#### Listed records

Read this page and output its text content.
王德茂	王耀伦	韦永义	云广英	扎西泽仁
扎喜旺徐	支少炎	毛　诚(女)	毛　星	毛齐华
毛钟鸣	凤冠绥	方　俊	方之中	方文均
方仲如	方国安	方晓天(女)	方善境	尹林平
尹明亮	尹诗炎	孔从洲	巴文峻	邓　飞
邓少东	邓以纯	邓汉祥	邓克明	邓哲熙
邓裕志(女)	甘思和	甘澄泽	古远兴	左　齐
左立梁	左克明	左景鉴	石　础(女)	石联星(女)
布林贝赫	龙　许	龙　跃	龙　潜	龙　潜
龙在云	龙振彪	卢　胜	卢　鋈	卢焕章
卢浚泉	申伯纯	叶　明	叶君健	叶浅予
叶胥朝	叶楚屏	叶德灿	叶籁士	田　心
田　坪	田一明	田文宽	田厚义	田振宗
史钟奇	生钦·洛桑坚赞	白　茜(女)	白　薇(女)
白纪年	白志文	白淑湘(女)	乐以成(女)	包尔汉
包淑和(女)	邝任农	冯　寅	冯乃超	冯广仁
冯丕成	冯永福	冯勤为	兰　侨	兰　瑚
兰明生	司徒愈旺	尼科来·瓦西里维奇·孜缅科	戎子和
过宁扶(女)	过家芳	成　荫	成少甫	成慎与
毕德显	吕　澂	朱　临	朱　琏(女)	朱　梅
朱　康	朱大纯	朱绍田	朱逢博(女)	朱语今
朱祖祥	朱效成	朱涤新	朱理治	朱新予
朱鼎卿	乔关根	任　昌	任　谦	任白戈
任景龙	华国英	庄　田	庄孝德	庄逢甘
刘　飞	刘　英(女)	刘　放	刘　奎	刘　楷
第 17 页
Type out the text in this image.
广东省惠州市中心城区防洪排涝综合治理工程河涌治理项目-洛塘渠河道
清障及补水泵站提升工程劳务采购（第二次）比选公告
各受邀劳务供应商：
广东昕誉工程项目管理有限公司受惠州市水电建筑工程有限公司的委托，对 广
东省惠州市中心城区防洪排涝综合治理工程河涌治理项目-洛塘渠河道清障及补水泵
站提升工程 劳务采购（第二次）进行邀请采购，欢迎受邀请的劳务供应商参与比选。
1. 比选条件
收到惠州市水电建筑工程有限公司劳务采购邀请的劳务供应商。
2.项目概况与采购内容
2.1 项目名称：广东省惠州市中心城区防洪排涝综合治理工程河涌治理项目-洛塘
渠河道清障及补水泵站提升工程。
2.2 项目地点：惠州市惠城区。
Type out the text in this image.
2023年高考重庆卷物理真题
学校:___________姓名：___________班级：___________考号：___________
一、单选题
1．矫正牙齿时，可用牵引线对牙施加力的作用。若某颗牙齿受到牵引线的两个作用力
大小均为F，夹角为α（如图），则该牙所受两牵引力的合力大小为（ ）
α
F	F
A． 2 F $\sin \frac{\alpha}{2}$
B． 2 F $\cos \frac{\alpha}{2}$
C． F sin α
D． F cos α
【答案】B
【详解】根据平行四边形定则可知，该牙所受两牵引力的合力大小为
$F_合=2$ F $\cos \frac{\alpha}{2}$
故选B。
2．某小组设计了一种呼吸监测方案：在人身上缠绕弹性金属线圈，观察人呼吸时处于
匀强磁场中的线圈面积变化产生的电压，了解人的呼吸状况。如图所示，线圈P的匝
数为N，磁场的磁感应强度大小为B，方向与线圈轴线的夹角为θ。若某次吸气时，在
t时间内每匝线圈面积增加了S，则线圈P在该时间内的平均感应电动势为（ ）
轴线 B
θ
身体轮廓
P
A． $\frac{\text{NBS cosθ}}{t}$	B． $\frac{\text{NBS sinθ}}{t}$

########

Go through the data above and find the lines with the word "广东省惠州市中心城区防洪排涝综合治理工程河涌治理项目". Copy each of those lines.

| Answer below |
广东省惠州市中心城区防洪排涝综合治理工程河涌治理项目-洛塘渠河道
2.1 项目名称：广东省惠州市中心城区防洪排涝综合治理工程河涌治理项目-洛塘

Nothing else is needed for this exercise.